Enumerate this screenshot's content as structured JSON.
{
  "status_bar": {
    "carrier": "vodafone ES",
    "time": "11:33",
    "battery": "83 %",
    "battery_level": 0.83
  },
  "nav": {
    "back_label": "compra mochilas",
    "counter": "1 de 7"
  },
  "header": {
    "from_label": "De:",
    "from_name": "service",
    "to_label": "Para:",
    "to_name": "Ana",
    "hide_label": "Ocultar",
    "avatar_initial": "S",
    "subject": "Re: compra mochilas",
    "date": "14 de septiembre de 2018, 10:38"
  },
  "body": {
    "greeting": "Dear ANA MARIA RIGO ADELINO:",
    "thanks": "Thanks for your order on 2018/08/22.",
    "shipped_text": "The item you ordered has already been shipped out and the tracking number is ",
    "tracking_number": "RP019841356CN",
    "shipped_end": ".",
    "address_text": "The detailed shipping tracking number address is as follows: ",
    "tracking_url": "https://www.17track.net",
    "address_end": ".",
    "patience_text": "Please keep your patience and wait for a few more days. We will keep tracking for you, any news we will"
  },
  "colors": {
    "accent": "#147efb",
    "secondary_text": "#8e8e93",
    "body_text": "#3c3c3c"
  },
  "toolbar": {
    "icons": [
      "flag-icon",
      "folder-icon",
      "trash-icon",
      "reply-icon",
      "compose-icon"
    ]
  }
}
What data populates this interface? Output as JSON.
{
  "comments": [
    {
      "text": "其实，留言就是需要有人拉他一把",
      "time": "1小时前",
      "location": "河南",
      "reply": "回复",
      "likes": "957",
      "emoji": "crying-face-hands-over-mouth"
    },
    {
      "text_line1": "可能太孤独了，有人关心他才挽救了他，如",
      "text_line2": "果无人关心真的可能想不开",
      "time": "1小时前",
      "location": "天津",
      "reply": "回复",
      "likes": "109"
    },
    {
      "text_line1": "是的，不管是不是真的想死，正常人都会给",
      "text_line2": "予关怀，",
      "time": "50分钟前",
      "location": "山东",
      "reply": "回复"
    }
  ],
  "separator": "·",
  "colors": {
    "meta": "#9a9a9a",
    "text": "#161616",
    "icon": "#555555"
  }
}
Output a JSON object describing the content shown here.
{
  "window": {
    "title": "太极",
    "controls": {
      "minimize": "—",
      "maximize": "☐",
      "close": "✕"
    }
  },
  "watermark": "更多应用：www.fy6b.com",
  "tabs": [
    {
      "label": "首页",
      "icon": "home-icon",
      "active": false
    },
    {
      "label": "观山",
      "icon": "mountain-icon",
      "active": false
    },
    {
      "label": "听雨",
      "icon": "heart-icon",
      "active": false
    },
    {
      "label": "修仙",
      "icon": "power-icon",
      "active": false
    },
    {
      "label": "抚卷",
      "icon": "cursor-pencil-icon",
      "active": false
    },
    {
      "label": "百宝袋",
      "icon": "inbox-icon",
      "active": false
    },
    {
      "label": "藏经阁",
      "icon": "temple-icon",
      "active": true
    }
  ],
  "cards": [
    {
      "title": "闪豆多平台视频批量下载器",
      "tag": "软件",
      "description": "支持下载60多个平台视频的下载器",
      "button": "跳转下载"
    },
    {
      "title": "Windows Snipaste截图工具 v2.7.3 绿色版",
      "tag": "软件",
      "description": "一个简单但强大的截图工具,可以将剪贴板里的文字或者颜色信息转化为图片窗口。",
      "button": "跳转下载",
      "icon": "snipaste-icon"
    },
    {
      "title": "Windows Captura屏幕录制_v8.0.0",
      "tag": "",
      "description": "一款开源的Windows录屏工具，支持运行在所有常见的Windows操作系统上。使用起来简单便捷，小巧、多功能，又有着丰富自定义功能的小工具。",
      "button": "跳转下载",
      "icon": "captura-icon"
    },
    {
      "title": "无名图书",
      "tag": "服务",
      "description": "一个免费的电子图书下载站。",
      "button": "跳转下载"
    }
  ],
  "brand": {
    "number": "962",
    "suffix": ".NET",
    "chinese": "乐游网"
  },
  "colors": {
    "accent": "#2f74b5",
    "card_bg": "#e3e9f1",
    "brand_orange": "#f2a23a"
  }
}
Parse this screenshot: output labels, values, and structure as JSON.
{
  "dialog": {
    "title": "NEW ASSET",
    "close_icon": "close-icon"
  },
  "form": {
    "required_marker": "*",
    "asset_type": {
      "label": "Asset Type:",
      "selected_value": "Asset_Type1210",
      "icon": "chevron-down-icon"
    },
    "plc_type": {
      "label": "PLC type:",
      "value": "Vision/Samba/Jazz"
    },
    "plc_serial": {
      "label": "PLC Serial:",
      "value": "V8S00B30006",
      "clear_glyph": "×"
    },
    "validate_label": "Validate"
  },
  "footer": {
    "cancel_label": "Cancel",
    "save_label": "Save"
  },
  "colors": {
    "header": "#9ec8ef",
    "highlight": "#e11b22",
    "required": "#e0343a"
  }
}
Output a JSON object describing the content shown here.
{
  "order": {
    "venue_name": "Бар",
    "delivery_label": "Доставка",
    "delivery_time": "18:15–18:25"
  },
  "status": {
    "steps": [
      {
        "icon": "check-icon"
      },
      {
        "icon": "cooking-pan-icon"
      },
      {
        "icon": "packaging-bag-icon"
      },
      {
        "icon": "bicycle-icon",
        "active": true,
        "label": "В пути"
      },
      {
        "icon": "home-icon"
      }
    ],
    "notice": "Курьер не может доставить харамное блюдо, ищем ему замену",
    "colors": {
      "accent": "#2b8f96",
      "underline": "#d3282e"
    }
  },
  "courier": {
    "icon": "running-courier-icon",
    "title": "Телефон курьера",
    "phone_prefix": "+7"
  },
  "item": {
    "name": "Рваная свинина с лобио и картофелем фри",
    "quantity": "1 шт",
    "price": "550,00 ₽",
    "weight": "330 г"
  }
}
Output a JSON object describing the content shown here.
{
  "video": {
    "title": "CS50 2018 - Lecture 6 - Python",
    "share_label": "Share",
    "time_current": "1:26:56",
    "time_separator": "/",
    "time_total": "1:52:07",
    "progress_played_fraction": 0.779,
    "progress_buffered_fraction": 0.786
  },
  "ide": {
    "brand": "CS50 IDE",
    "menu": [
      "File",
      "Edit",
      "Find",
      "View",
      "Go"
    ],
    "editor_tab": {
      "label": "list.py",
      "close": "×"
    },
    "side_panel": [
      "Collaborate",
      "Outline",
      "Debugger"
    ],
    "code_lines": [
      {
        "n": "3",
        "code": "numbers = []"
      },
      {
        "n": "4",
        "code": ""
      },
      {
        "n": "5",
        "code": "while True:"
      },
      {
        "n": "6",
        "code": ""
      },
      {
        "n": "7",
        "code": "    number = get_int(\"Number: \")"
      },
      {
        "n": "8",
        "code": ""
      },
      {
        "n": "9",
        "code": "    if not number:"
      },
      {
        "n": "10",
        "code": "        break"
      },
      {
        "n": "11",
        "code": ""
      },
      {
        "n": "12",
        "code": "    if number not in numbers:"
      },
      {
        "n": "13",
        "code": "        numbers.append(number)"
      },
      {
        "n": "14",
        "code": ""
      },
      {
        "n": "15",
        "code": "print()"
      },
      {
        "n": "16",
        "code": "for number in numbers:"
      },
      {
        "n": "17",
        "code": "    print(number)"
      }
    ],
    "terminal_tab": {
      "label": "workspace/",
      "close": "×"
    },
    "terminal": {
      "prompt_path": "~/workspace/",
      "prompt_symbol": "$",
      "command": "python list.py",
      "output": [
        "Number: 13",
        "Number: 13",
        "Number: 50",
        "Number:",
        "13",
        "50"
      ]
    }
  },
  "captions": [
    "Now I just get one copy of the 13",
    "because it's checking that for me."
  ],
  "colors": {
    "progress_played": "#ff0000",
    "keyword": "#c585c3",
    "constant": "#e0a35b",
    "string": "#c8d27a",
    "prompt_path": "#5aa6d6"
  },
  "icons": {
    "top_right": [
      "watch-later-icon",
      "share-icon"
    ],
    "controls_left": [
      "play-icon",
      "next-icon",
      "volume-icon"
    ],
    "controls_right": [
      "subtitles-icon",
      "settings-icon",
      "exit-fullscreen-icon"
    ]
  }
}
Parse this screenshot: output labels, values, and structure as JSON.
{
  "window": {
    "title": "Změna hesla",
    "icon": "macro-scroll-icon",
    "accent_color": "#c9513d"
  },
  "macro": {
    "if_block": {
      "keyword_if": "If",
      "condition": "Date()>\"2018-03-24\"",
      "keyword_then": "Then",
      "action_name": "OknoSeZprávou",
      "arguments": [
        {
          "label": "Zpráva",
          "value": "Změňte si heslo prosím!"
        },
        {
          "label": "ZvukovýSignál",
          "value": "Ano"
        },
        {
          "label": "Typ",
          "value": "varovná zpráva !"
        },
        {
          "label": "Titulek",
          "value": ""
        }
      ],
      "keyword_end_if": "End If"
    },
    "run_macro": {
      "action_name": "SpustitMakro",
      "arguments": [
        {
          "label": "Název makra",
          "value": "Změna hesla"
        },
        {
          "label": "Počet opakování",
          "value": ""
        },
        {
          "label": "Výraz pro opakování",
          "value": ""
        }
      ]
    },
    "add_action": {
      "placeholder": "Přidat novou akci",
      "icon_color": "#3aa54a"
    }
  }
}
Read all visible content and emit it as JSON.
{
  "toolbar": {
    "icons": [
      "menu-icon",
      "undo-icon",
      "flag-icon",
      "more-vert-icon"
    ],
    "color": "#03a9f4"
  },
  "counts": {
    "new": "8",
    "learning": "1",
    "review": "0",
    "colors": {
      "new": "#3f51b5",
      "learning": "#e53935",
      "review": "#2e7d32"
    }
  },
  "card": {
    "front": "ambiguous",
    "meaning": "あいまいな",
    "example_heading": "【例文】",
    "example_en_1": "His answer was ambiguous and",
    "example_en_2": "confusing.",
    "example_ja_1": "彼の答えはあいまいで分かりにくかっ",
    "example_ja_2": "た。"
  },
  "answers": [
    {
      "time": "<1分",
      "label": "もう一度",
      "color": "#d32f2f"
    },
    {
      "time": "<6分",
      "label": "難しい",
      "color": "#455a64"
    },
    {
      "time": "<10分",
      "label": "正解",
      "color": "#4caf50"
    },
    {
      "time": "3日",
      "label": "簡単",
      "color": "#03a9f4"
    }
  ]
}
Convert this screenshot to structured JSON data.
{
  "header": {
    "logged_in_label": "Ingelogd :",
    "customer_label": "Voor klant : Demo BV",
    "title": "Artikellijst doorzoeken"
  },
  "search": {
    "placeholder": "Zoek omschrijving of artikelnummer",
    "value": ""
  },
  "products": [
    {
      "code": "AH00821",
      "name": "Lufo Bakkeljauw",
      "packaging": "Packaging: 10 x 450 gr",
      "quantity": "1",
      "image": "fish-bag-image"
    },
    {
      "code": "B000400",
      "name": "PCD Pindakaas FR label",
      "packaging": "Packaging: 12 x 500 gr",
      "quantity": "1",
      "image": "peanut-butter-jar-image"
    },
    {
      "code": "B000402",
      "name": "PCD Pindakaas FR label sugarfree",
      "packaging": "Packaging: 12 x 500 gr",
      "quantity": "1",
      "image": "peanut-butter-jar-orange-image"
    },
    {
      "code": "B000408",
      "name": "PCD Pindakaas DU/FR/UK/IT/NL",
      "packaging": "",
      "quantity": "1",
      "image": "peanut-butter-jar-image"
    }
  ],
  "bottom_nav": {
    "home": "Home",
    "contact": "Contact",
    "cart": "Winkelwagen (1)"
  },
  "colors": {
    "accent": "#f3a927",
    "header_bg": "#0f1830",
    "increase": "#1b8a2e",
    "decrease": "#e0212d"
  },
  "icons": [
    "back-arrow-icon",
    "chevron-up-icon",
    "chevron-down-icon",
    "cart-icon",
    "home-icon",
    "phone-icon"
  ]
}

- - -

Count the lines in the entries above that include the string "location", then give only that figure.

3